_Material_
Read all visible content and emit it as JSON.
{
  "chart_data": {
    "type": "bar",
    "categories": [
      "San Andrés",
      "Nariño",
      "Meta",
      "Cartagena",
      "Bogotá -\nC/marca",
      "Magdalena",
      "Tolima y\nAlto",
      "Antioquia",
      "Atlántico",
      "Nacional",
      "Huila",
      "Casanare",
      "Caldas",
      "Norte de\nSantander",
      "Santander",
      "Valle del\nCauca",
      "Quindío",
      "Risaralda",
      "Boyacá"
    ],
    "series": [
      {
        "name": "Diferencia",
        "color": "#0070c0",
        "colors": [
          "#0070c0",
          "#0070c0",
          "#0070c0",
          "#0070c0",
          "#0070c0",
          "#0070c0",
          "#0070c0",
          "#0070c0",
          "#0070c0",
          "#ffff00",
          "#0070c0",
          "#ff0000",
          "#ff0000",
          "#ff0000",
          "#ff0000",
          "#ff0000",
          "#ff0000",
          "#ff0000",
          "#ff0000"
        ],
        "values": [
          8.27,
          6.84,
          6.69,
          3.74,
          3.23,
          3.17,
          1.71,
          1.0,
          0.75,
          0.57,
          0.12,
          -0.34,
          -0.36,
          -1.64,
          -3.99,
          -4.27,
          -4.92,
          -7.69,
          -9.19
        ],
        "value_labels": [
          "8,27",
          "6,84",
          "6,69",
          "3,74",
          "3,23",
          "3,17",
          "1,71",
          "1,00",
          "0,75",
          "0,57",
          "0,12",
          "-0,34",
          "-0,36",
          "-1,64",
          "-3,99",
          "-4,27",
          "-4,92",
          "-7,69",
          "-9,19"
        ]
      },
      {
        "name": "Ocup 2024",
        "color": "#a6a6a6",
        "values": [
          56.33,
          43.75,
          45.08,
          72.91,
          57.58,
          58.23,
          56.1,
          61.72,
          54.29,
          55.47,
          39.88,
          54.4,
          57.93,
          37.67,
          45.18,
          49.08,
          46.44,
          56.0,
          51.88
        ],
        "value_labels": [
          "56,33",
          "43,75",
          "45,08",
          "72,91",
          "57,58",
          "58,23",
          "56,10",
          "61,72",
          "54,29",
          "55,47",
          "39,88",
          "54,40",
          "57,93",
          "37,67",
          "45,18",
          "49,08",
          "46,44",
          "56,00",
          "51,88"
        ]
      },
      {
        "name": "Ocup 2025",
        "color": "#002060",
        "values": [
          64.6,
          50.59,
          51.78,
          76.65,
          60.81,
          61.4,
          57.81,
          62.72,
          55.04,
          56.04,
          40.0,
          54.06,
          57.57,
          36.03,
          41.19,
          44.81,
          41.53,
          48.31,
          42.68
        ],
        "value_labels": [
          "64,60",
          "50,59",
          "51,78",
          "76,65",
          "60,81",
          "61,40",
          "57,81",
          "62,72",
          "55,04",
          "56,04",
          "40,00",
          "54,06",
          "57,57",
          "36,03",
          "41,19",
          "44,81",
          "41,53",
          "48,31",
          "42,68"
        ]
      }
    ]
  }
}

_What you need to do_
Give back each line above precisely as it stands.

_Exercise result_
Read all visible content and emit it as JSON.
{
  "chart_data": {
    "type": "bar",
    "categories": [
      "San Andrés",
      "Nariño",
      "Meta",
      "Cartagena",
      "Bogotá -\nC/marca",
      "Magdalena",
      "Tolima y\nAlto",
      "Antioquia",
      "Atlántico",
      "Nacional",
      "Huila",
      "Casanare",
      "Caldas",
      "Norte de\nSantander",
      "Santander",
      "Valle del\nCauca",
      "Quindío",
      "Risaralda",
      "Boyacá"
    ],
    "series": [
      {
        "name": "Diferencia",
        "color": "#0070c0",
        "colors": [
          "#0070c0",
          "#0070c0",
          "#0070c0",
          "#0070c0",
          "#0070c0",
          "#0070c0",
          "#0070c0",
          "#0070c0",
          "#0070c0",
          "#ffff00",
          "#0070c0",
          "#ff0000",
          "#ff0000",
          "#ff0000",
          "#ff0000",
          "#ff0000",
          "#ff0000",
          "#ff0000",
          "#ff0000"
        ],
        "values": [
          8.27,
          6.84,
          6.69,
          3.74,
          3.23,
          3.17,
          1.71,
          1.0,
          0.75,
          0.57,
          0.12,
          -0.34,
          -0.36,
          -1.64,
          -3.99,
          -4.27,
          -4.92,
          -7.69,
          -9.19
        ],
        "value_labels": [
          "8,27",
          "6,84",
          "6,69",
          "3,74",
          "3,23",
          "3,17",
          "1,71",
          "1,00",
          "0,75",
          "0,57",
          "0,12",
          "-0,34",
          "-0,36",
          "-1,64",
          "-3,99",
          "-4,27",
          "-4,92",
          "-7,69",
          "-9,19"
        ]
      },
      {
        "name": "Ocup 2024",
        "color": "#a6a6a6",
        "values": [
          56.33,
          43.75,
          45.08,
          72.91,
          57.58,
          58.23,
          56.1,
          61.72,
          54.29,
          55.47,
          39.88,
          54.4,
          57.93,
          37.67,
          45.18,
          49.08,
          46.44,
          56.0,
          51.88
        ],
        "value_labels": [
          "56,33",
          "43,75",
          "45,08",
          "72,91",
          "57,58",
          "58,23",
          "56,10",
          "61,72",
          "54,29",
          "55,47",
          "39,88",
          "54,40",
          "57,93",
          "37,67",
          "45,18",
          "49,08",
          "46,44",
          "56,00",
          "51,88"
        ]
      },
      {
        "name": "Ocup 2025",
        "color": "#002060",
        "values": [
          64.6,
          50.59,
          51.78,
          76.65,
          60.81,
          61.4,
          57.81,
          62.72,
          55.04,
          56.04,
          40.0,
          54.06,
          57.57,
          36.03,
          41.19,
          44.81,
          41.53,
          48.31,
          42.68
        ],
        "value_labels": [
          "64,60",
          "50,59",
          "51,78",
          "76,65",
          "60,81",
          "61,40",
          "57,81",
          "62,72",
          "55,04",
          "56,04",
          "40,00",
          "54,06",
          "57,57",
          "36,03",
          "41,19",
          "44,81",
          "41,53",
          "48,31",
          "42,68"
        ]
      }
    ]
  }
}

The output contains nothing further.